Reproduce the records below exactly, leaving out any pictures.

Listed records:
——

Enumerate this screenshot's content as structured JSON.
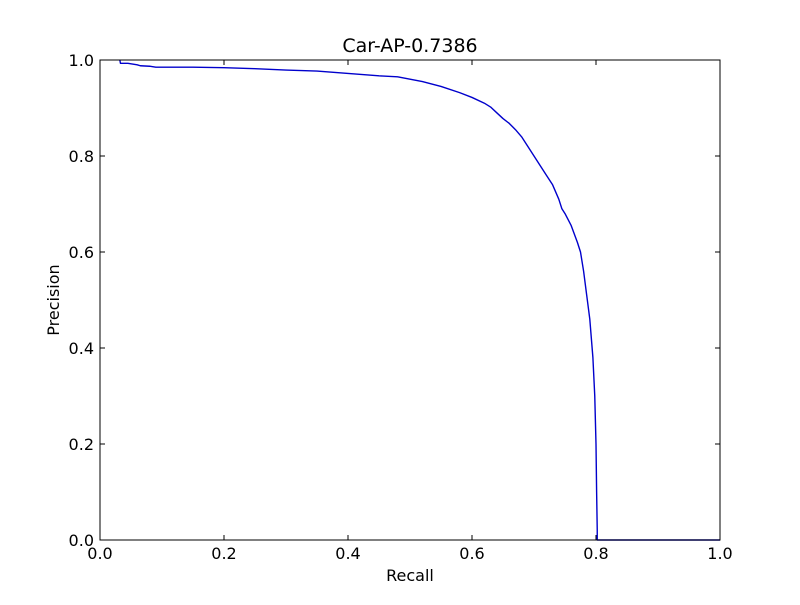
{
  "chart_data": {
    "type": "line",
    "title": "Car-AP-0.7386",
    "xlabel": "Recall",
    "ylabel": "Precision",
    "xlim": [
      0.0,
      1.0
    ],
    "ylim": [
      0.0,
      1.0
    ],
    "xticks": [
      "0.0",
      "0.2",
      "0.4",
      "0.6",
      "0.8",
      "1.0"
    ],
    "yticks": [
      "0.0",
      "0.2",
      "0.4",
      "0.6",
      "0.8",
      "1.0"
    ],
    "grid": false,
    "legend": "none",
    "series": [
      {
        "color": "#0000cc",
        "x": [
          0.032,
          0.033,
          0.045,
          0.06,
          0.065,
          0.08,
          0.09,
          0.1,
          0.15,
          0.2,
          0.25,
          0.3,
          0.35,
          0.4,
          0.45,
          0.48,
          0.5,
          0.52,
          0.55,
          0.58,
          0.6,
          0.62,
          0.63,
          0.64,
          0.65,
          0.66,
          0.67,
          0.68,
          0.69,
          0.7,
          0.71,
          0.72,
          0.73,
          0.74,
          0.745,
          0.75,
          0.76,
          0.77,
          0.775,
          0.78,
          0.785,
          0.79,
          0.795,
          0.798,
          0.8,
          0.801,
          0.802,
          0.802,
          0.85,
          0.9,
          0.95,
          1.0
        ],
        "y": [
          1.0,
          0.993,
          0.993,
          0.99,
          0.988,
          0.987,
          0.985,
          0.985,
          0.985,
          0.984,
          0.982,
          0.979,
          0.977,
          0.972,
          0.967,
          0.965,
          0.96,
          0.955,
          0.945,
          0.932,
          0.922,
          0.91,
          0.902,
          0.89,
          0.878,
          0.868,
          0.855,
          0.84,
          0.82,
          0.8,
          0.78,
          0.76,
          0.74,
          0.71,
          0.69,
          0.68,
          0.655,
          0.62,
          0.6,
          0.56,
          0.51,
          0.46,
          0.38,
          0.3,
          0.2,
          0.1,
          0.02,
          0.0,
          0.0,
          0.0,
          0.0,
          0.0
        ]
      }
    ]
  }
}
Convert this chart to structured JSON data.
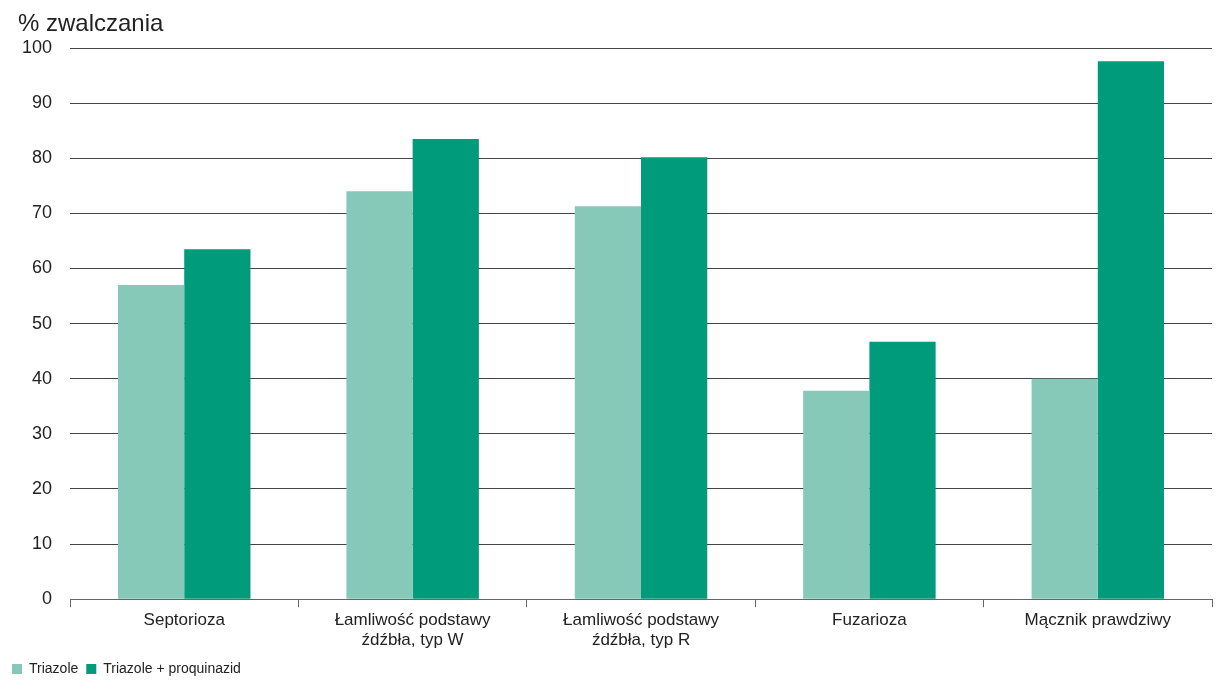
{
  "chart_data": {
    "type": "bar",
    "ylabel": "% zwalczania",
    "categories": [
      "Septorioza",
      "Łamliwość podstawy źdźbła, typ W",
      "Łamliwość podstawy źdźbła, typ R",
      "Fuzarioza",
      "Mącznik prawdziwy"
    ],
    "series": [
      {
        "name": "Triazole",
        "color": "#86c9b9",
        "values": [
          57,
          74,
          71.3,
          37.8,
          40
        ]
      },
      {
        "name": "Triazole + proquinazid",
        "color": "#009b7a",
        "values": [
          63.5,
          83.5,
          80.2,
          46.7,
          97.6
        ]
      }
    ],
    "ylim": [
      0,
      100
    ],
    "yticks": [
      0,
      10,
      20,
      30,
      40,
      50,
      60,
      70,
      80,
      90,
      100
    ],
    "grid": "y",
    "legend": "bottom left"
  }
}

——

The reply:
Enumerate this screenshot's content as structured JSON.
{
  "chart_data": {
    "type": "line",
    "title": "Car-AP-0.7386",
    "xlabel": "Recall",
    "ylabel": "Precision",
    "xlim": [
      0.0,
      1.0
    ],
    "ylim": [
      0.0,
      1.0
    ],
    "xticks": [
      "0.0",
      "0.2",
      "0.4",
      "0.6",
      "0.8",
      "1.0"
    ],
    "yticks": [
      "0.0",
      "0.2",
      "0.4",
      "0.6",
      "0.8",
      "1.0"
    ],
    "grid": false,
    "legend": "none",
    "series": [
      {
        "color": "#0000cc",
        "x": [
          0.032,
          0.033,
          0.045,
          0.06,
          0.065,
          0.08,
          0.09,
          0.1,
          0.15,
          0.2,
          0.25,
          0.3,
          0.35,
          0.4,
          0.45,
          0.48,
          0.5,
          0.52,
          0.55,
          0.58,
          0.6,
          0.62,
          0.63,
          0.64,
          0.65,
          0.66,
          0.67,
          0.68,
          0.69,
          0.7,
          0.71,
          0.72,
          0.73,
          0.74,
          0.745,
          0.75,
          0.76,
          0.77,
          0.775,
          0.78,
          0.785,
          0.79,
          0.795,
          0.798,
          0.8,
          0.801,
          0.802,
          0.802,
          0.85,
          0.9,
          0.95,
          1.0
        ],
        "y": [
          1.0,
          0.993,
          0.993,
          0.99,
          0.988,
          0.987,
          0.985,
          0.985,
          0.985,
          0.984,
          0.982,
          0.979,
          0.977,
          0.972,
          0.967,
          0.965,
          0.96,
          0.955,
          0.945,
          0.932,
          0.922,
          0.91,
          0.902,
          0.89,
          0.878,
          0.868,
          0.855,
          0.84,
          0.82,
          0.8,
          0.78,
          0.76,
          0.74,
          0.71,
          0.69,
          0.68,
          0.655,
          0.62,
          0.6,
          0.56,
          0.51,
          0.46,
          0.38,
          0.3,
          0.2,
          0.1,
          0.02,
          0.0,
          0.0,
          0.0,
          0.0,
          0.0
        ]
      }
    ]
  }
}
Convert this chart to structured JSON data.
{
  "chart_data": {
    "type": "bar",
    "ylabel": "% zwalczania",
    "categories": [
      "Septorioza",
      "Łamliwość podstawy źdźbła, typ W",
      "Łamliwość podstawy źdźbła, typ R",
      "Fuzarioza",
      "Mącznik prawdziwy"
    ],
    "series": [
      {
        "name": "Triazole",
        "color": "#86c9b9",
        "values": [
          57,
          74,
          71.3,
          37.8,
          40
        ]
      },
      {
        "name": "Triazole + proquinazid",
        "color": "#009b7a",
        "values": [
          63.5,
          83.5,
          80.2,
          46.7,
          97.6
        ]
      }
    ],
    "ylim": [
      0,
      100
    ],
    "yticks": [
      0,
      10,
      20,
      30,
      40,
      50,
      60,
      70,
      80,
      90,
      100
    ],
    "grid": "y",
    "legend": "bottom left"
  }
}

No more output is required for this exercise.